Goal: Leave the pictures out, and retype all of the material exactly as written.

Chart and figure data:
_ _ _ _ _ _ _
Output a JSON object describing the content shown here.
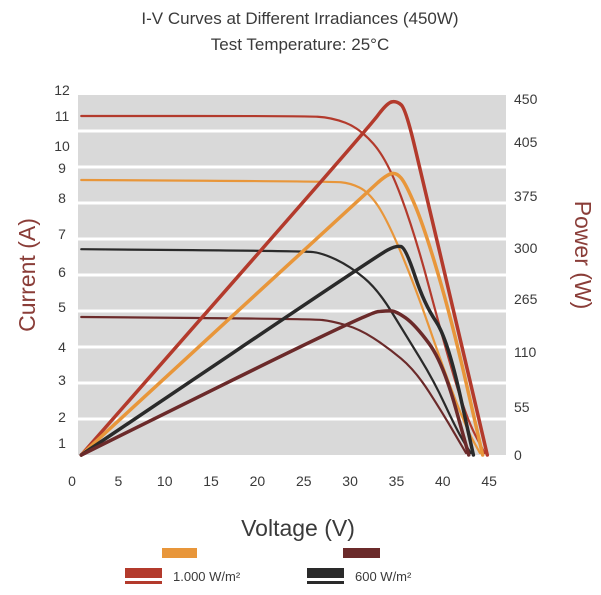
{
  "chart_data": {
    "type": "line",
    "title": "I-V Curves at Different Irradiances (450W)",
    "subtitle": "Test Temperature: 25°C",
    "xlabel": "Voltage (V)",
    "ylabel": "Current (A)",
    "y2label": "Power (W)",
    "xlim": [
      0,
      45
    ],
    "x_ticks": [
      "0",
      "5",
      "10",
      "15",
      "20",
      "25",
      "30",
      "35",
      "40",
      "45"
    ],
    "y_ticks": [
      "12",
      "11",
      "10",
      "9",
      "8",
      "7",
      "6",
      "5",
      "4",
      "3",
      "2",
      "1"
    ],
    "y2_ticks": [
      "450",
      "405",
      "375",
      "300",
      "265",
      "110",
      "55",
      "0"
    ],
    "grid": true,
    "background": "#d9d9d9",
    "legend_position": "bottom",
    "legend": [
      {
        "label": "",
        "color": "#e8963a"
      },
      {
        "label": "",
        "color": "#6b2a2a"
      },
      {
        "label": "1.000 W/m²",
        "color": "#b33a2c"
      },
      {
        "label": "600 W/m²",
        "color": "#2a2a2a"
      }
    ],
    "series": [
      {
        "name": "1.000 W/m²",
        "color": "#b33a2c",
        "axis": "current",
        "points": [
          [
            1,
            11.0
          ],
          [
            25,
            11.0
          ],
          [
            28,
            10.95
          ],
          [
            31,
            10.6
          ],
          [
            34,
            9.4
          ],
          [
            37,
            7.0
          ],
          [
            40,
            4.2
          ],
          [
            42.5,
            2.0
          ],
          [
            44.5,
            0.6
          ]
        ]
      },
      {
        "color": "#e8963a",
        "axis": "current",
        "points": [
          [
            1,
            8.6
          ],
          [
            28,
            8.55
          ],
          [
            30,
            8.5
          ],
          [
            32,
            8.2
          ],
          [
            34,
            7.4
          ],
          [
            37,
            5.6
          ],
          [
            40,
            3.4
          ],
          [
            42.5,
            1.6
          ],
          [
            44,
            0.6
          ]
        ]
      },
      {
        "name": "600 W/m²",
        "color": "#2a2a2a",
        "axis": "current",
        "points": [
          [
            1,
            6.6
          ],
          [
            25,
            6.55
          ],
          [
            27,
            6.5
          ],
          [
            30,
            6.15
          ],
          [
            33,
            5.5
          ],
          [
            36,
            4.3
          ],
          [
            39,
            3.0
          ],
          [
            41.5,
            1.5
          ],
          [
            43,
            0.6
          ]
        ]
      },
      {
        "color": "#6b2a2a",
        "axis": "current",
        "points": [
          [
            1,
            4.75
          ],
          [
            26,
            4.7
          ],
          [
            28,
            4.65
          ],
          [
            31,
            4.45
          ],
          [
            34,
            4.0
          ],
          [
            37,
            3.3
          ],
          [
            40,
            2.1
          ],
          [
            42.5,
            0.6
          ]
        ]
      },
      {
        "name": "1.000 W/m²",
        "color": "#b33a2c",
        "axis": "power",
        "points": [
          [
            1,
            0
          ],
          [
            32,
            420
          ],
          [
            34,
            446
          ],
          [
            35,
            448
          ],
          [
            36,
            440
          ],
          [
            38,
            380
          ],
          [
            41,
            250
          ],
          [
            44.8,
            0
          ]
        ]
      },
      {
        "color": "#e8963a",
        "axis": "power",
        "points": [
          [
            1,
            0
          ],
          [
            32,
            378
          ],
          [
            34,
            387
          ],
          [
            35,
            388
          ],
          [
            36,
            382
          ],
          [
            38,
            330
          ],
          [
            41,
            200
          ],
          [
            44.3,
            0
          ]
        ]
      },
      {
        "name": "600 W/m²",
        "color": "#2a2a2a",
        "axis": "power",
        "points": [
          [
            1,
            0
          ],
          [
            33,
            295
          ],
          [
            35,
            304
          ],
          [
            36,
            300
          ],
          [
            38,
            250
          ],
          [
            40.5,
            150
          ],
          [
            43.3,
            0
          ]
        ]
      },
      {
        "color": "#6b2a2a",
        "axis": "power",
        "points": [
          [
            1,
            0
          ],
          [
            32,
            225
          ],
          [
            34,
            231
          ],
          [
            35,
            229
          ],
          [
            37,
            190
          ],
          [
            40,
            100
          ],
          [
            42.8,
            0
          ]
        ]
      }
    ]
  }
}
_ _ _ _ _ _ _
The solution:
Output a JSON object describing the content shown here.
{
  "chart_data": {
    "type": "line",
    "title": "I-V Curves at Different Irradiances (450W)",
    "subtitle": "Test Temperature: 25°C",
    "xlabel": "Voltage (V)",
    "ylabel": "Current (A)",
    "y2label": "Power (W)",
    "xlim": [
      0,
      45
    ],
    "x_ticks": [
      "0",
      "5",
      "10",
      "15",
      "20",
      "25",
      "30",
      "35",
      "40",
      "45"
    ],
    "y_ticks": [
      "12",
      "11",
      "10",
      "9",
      "8",
      "7",
      "6",
      "5",
      "4",
      "3",
      "2",
      "1"
    ],
    "y2_ticks": [
      "450",
      "405",
      "375",
      "300",
      "265",
      "110",
      "55",
      "0"
    ],
    "grid": true,
    "background": "#d9d9d9",
    "legend_position": "bottom",
    "legend": [
      {
        "label": "",
        "color": "#e8963a"
      },
      {
        "label": "",
        "color": "#6b2a2a"
      },
      {
        "label": "1.000 W/m²",
        "color": "#b33a2c"
      },
      {
        "label": "600 W/m²",
        "color": "#2a2a2a"
      }
    ],
    "series": [
      {
        "name": "1.000 W/m²",
        "color": "#b33a2c",
        "axis": "current",
        "points": [
          [
            1,
            11.0
          ],
          [
            25,
            11.0
          ],
          [
            28,
            10.95
          ],
          [
            31,
            10.6
          ],
          [
            34,
            9.4
          ],
          [
            37,
            7.0
          ],
          [
            40,
            4.2
          ],
          [
            42.5,
            2.0
          ],
          [
            44.5,
            0.6
          ]
        ]
      },
      {
        "color": "#e8963a",
        "axis": "current",
        "points": [
          [
            1,
            8.6
          ],
          [
            28,
            8.55
          ],
          [
            30,
            8.5
          ],
          [
            32,
            8.2
          ],
          [
            34,
            7.4
          ],
          [
            37,
            5.6
          ],
          [
            40,
            3.4
          ],
          [
            42.5,
            1.6
          ],
          [
            44,
            0.6
          ]
        ]
      },
      {
        "name": "600 W/m²",
        "color": "#2a2a2a",
        "axis": "current",
        "points": [
          [
            1,
            6.6
          ],
          [
            25,
            6.55
          ],
          [
            27,
            6.5
          ],
          [
            30,
            6.15
          ],
          [
            33,
            5.5
          ],
          [
            36,
            4.3
          ],
          [
            39,
            3.0
          ],
          [
            41.5,
            1.5
          ],
          [
            43,
            0.6
          ]
        ]
      },
      {
        "color": "#6b2a2a",
        "axis": "current",
        "points": [
          [
            1,
            4.75
          ],
          [
            26,
            4.7
          ],
          [
            28,
            4.65
          ],
          [
            31,
            4.45
          ],
          [
            34,
            4.0
          ],
          [
            37,
            3.3
          ],
          [
            40,
            2.1
          ],
          [
            42.5,
            0.6
          ]
        ]
      },
      {
        "name": "1.000 W/m²",
        "color": "#b33a2c",
        "axis": "power",
        "points": [
          [
            1,
            0
          ],
          [
            32,
            420
          ],
          [
            34,
            446
          ],
          [
            35,
            448
          ],
          [
            36,
            440
          ],
          [
            38,
            380
          ],
          [
            41,
            250
          ],
          [
            44.8,
            0
          ]
        ]
      },
      {
        "color": "#e8963a",
        "axis": "power",
        "points": [
          [
            1,
            0
          ],
          [
            32,
            378
          ],
          [
            34,
            387
          ],
          [
            35,
            388
          ],
          [
            36,
            382
          ],
          [
            38,
            330
          ],
          [
            41,
            200
          ],
          [
            44.3,
            0
          ]
        ]
      },
      {
        "name": "600 W/m²",
        "color": "#2a2a2a",
        "axis": "power",
        "points": [
          [
            1,
            0
          ],
          [
            33,
            295
          ],
          [
            35,
            304
          ],
          [
            36,
            300
          ],
          [
            38,
            250
          ],
          [
            40.5,
            150
          ],
          [
            43.3,
            0
          ]
        ]
      },
      {
        "color": "#6b2a2a",
        "axis": "power",
        "points": [
          [
            1,
            0
          ],
          [
            32,
            225
          ],
          [
            34,
            231
          ],
          [
            35,
            229
          ],
          [
            37,
            190
          ],
          [
            40,
            100
          ],
          [
            42.8,
            0
          ]
        ]
      }
    ]
  }
}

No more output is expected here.